***** Data supplied

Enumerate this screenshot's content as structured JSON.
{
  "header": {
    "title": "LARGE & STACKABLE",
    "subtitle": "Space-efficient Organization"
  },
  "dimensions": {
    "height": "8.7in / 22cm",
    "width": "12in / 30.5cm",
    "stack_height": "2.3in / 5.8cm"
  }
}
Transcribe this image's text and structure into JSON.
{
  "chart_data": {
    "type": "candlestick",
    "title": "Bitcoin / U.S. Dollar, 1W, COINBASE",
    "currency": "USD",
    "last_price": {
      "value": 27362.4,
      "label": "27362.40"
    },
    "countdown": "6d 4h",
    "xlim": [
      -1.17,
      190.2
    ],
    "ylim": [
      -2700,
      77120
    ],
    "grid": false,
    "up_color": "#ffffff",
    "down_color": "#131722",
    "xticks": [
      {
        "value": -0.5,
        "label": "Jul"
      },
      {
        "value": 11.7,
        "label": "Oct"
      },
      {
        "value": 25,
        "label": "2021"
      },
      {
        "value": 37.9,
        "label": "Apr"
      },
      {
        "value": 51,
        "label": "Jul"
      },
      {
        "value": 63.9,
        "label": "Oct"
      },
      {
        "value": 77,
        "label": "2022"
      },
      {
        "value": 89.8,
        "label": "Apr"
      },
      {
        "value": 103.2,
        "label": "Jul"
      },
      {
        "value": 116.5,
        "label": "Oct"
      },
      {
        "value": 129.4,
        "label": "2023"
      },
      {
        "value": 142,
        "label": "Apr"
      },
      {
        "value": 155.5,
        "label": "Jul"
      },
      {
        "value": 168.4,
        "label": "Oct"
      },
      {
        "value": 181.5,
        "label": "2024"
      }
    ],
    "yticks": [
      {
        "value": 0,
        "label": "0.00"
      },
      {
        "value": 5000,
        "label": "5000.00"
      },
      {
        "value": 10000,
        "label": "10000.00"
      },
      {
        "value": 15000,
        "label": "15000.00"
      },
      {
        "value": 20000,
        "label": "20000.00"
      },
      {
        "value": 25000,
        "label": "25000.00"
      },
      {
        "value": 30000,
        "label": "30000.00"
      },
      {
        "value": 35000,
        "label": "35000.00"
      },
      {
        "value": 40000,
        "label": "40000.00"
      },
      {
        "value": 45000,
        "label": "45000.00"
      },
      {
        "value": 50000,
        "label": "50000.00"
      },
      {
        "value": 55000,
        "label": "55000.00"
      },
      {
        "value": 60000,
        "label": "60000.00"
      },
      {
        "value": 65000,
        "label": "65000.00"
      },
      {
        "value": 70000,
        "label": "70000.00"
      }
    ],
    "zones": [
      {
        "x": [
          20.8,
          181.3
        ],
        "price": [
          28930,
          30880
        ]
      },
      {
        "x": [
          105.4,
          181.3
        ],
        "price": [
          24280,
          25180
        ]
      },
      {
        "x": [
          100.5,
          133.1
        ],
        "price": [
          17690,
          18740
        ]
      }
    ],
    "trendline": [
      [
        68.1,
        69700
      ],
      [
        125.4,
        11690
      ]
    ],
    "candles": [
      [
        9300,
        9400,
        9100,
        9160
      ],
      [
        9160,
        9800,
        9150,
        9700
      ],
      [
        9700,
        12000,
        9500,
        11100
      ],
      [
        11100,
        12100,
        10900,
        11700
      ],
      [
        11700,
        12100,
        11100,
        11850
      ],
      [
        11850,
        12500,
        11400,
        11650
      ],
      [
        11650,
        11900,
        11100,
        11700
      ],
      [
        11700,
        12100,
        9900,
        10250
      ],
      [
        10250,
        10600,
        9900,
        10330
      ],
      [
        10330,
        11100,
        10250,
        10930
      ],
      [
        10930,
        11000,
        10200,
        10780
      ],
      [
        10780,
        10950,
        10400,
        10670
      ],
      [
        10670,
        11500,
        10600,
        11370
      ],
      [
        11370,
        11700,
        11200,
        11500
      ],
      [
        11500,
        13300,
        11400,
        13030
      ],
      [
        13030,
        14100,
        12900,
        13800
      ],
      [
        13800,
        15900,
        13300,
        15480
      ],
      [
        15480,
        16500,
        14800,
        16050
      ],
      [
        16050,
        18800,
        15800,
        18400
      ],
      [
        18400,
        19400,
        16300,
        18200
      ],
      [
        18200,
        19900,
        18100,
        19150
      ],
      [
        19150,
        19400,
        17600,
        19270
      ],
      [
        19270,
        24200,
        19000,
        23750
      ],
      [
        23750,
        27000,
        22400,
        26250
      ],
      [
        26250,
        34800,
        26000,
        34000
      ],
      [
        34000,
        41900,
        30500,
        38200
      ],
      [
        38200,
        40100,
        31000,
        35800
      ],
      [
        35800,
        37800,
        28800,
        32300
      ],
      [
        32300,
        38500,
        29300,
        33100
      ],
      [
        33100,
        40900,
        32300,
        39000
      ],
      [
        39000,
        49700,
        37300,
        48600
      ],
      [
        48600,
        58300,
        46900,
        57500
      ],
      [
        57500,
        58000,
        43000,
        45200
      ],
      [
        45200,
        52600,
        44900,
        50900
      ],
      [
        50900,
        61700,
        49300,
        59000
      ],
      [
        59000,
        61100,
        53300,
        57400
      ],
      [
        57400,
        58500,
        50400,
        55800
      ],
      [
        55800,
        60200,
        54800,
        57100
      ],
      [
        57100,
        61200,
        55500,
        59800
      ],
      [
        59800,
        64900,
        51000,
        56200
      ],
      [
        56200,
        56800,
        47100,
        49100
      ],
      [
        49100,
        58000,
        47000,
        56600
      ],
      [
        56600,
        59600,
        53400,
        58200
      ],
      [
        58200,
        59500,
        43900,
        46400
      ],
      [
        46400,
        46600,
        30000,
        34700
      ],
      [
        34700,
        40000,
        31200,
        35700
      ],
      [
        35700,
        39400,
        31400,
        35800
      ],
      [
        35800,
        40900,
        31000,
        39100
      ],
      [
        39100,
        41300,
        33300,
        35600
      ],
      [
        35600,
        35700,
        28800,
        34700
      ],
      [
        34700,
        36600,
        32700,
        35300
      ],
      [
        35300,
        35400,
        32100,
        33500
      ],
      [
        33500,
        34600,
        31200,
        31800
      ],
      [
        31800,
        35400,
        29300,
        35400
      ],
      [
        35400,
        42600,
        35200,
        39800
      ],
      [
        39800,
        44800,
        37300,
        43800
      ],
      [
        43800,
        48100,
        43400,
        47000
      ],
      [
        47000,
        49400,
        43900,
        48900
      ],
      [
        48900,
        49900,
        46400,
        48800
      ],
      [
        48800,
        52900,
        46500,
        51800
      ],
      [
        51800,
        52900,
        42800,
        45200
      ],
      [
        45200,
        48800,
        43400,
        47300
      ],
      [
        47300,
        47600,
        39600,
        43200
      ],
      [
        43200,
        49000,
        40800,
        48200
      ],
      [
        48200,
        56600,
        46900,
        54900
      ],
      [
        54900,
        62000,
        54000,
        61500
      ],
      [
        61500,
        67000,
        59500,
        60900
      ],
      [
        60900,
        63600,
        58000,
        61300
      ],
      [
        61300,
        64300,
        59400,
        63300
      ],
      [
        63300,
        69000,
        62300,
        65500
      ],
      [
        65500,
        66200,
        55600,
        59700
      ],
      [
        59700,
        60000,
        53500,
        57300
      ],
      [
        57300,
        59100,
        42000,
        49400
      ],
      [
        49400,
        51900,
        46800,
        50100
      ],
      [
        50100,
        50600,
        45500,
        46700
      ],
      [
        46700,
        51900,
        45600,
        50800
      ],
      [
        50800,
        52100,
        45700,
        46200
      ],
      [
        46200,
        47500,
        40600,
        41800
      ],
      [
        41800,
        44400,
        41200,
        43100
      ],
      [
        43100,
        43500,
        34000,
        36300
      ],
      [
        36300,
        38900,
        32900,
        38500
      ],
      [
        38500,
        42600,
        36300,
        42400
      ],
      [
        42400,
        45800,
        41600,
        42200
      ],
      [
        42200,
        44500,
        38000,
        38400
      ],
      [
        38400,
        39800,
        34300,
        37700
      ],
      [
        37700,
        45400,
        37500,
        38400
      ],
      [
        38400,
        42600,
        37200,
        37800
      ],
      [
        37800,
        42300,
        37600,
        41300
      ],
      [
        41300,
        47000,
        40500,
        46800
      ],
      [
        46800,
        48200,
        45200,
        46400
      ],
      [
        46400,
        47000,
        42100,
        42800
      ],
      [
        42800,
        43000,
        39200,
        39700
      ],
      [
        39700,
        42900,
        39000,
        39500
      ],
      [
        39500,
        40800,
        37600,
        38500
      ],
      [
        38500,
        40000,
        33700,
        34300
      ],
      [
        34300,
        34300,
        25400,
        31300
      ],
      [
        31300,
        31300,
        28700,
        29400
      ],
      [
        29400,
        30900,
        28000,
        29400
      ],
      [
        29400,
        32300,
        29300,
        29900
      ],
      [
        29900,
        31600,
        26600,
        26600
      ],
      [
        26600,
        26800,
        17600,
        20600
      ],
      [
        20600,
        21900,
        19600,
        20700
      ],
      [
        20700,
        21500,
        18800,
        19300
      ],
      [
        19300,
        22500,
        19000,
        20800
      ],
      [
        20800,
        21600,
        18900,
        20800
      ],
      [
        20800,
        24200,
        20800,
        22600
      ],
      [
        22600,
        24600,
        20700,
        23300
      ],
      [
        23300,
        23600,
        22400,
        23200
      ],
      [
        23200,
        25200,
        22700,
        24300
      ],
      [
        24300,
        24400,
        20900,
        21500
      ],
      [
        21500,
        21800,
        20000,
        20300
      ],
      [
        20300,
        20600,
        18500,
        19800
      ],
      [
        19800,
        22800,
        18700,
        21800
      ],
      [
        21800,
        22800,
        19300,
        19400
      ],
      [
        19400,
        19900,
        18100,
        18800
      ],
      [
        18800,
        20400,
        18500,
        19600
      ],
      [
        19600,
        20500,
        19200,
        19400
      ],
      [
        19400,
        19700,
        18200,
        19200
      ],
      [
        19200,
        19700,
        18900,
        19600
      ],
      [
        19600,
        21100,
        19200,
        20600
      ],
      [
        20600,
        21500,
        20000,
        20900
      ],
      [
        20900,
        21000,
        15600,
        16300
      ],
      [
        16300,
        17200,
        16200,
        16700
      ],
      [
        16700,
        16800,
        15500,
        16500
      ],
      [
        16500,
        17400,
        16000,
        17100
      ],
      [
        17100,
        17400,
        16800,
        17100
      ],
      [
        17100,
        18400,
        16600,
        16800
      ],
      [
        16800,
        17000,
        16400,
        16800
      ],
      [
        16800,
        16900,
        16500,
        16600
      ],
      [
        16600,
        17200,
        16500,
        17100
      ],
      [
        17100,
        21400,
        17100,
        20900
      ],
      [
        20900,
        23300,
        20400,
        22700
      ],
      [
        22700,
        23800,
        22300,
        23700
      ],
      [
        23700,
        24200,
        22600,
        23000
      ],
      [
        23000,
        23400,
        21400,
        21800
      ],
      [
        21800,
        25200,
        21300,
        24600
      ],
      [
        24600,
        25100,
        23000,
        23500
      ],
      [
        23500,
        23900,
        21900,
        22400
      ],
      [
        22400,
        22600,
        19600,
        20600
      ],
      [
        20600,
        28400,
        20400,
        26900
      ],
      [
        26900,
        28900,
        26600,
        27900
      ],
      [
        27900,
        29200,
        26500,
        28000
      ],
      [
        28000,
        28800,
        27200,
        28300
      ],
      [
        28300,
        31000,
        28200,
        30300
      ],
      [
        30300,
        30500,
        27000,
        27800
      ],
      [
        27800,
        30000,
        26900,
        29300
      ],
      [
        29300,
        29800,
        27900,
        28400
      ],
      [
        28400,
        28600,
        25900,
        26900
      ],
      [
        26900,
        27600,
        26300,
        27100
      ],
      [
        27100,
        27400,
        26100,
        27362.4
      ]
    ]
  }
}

**********

Using the material above, work out how many lines contain the string "JSON". Give that number alone.

*Answer for this exercise*.
2